- [EXERCISE DESCRIPTION] Without the images, output each record below as it stands.

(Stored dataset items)
— BEGIN —

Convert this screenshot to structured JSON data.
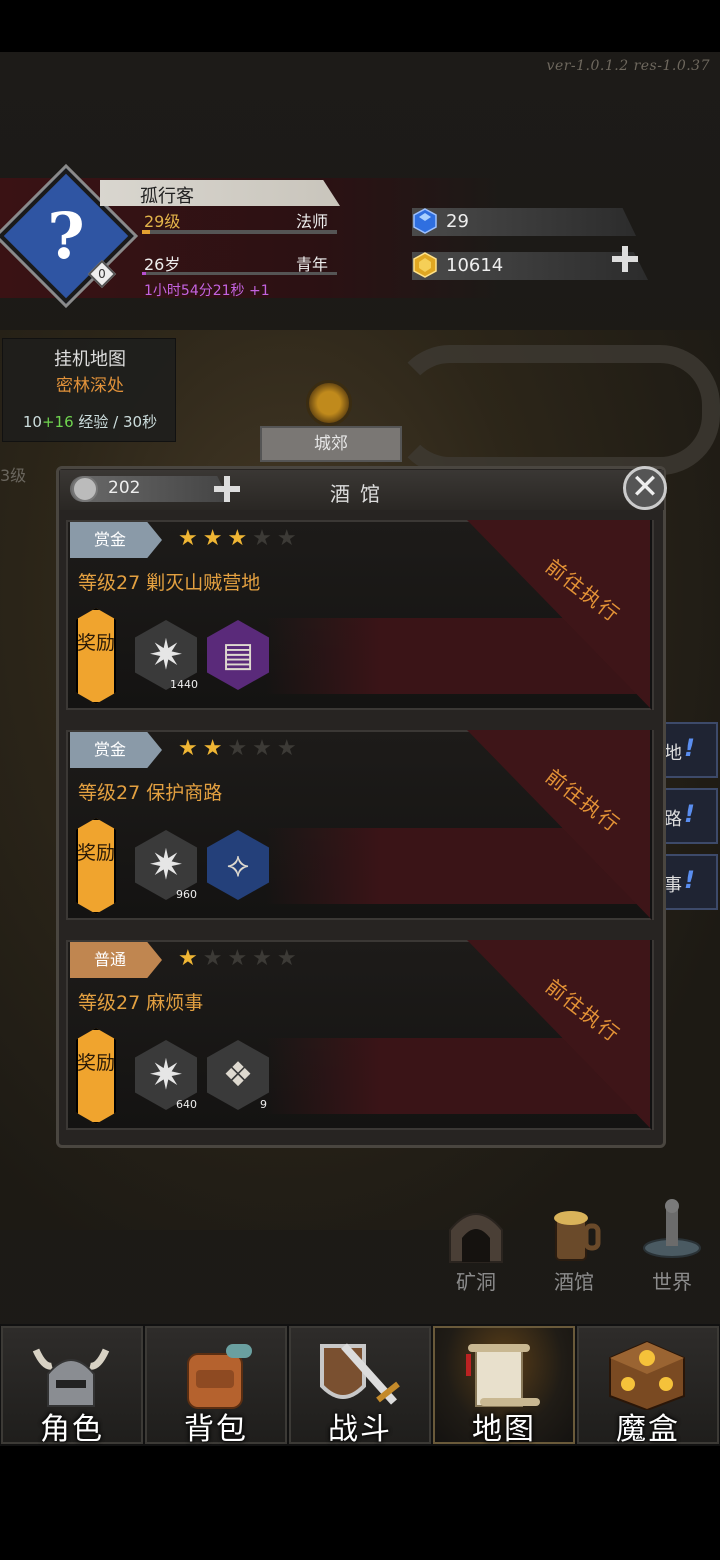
{
  "version": "ver-1.0.1.2   res-1.0.37",
  "character": {
    "avatar_badge": "0",
    "name": "孤行客",
    "level": "29级",
    "class": "法师",
    "age": "26岁",
    "life_stage": "青年",
    "timer": "1小时54分21秒 +1",
    "level_progress": 0.04,
    "age_progress": 0.02
  },
  "resources": {
    "gems": "29",
    "gold": "10614"
  },
  "idle_map": {
    "title": "挂机地图",
    "location": "密林深处",
    "exp_base": "10",
    "exp_bonus": "+16",
    "exp_suffix": " 经验 / 30秒"
  },
  "map": {
    "city_label": "城郊",
    "left_edge_text": "3级"
  },
  "tavern": {
    "title": "酒馆",
    "tickets": "202",
    "quests": [
      {
        "tag": "赏金",
        "stars": 3,
        "title": "等级27 剿灭山贼营地",
        "reward_label": "奖励",
        "exp": "1440",
        "item_count": "",
        "action": "前往执行"
      },
      {
        "tag": "赏金",
        "stars": 2,
        "title": "等级27 保护商路",
        "reward_label": "奖励",
        "exp": "960",
        "item_count": "",
        "action": "前往执行"
      },
      {
        "tag": "普通",
        "stars": 1,
        "title": "等级27 麻烦事",
        "reward_label": "奖励",
        "exp": "640",
        "item_count": "9",
        "action": "前往执行"
      }
    ]
  },
  "side_tabs": [
    "地",
    "路",
    "事"
  ],
  "pois": [
    "矿洞",
    "酒馆",
    "世界"
  ],
  "nav": [
    "角色",
    "背包",
    "战斗",
    "地图",
    "魔盒"
  ],
  "colors": {
    "gold_accent": "#f0b634",
    "quest_title": "#e3a040",
    "bounty_tag": "#8a9aa8",
    "normal_tag": "#c08650",
    "exp_green": "#6fd44f",
    "timer_purple": "#c463e0"
  }
}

— END —

- [COMPLETE RESPONSE]
Convert this screenshot to structured JSON data.
{
  "version": "ver-1.0.1.2   res-1.0.37",
  "character": {
    "avatar_badge": "0",
    "name": "孤行客",
    "level": "29级",
    "class": "法师",
    "age": "26岁",
    "life_stage": "青年",
    "timer": "1小时54分21秒 +1",
    "level_progress": 0.04,
    "age_progress": 0.02
  },
  "resources": {
    "gems": "29",
    "gold": "10614"
  },
  "idle_map": {
    "title": "挂机地图",
    "location": "密林深处",
    "exp_base": "10",
    "exp_bonus": "+16",
    "exp_suffix": " 经验 / 30秒"
  },
  "map": {
    "city_label": "城郊",
    "left_edge_text": "3级"
  },
  "tavern": {
    "title": "酒馆",
    "tickets": "202",
    "quests": [
      {
        "tag": "赏金",
        "stars": 3,
        "title": "等级27 剿灭山贼营地",
        "reward_label": "奖励",
        "exp": "1440",
        "item_count": "",
        "action": "前往执行"
      },
      {
        "tag": "赏金",
        "stars": 2,
        "title": "等级27 保护商路",
        "reward_label": "奖励",
        "exp": "960",
        "item_count": "",
        "action": "前往执行"
      },
      {
        "tag": "普通",
        "stars": 1,
        "title": "等级27 麻烦事",
        "reward_label": "奖励",
        "exp": "640",
        "item_count": "9",
        "action": "前往执行"
      }
    ]
  },
  "side_tabs": [
    "地",
    "路",
    "事"
  ],
  "pois": [
    "矿洞",
    "酒馆",
    "世界"
  ],
  "nav": [
    "角色",
    "背包",
    "战斗",
    "地图",
    "魔盒"
  ],
  "colors": {
    "gold_accent": "#f0b634",
    "quest_title": "#e3a040",
    "bounty_tag": "#8a9aa8",
    "normal_tag": "#c08650",
    "exp_green": "#6fd44f",
    "timer_purple": "#c463e0"
  }
}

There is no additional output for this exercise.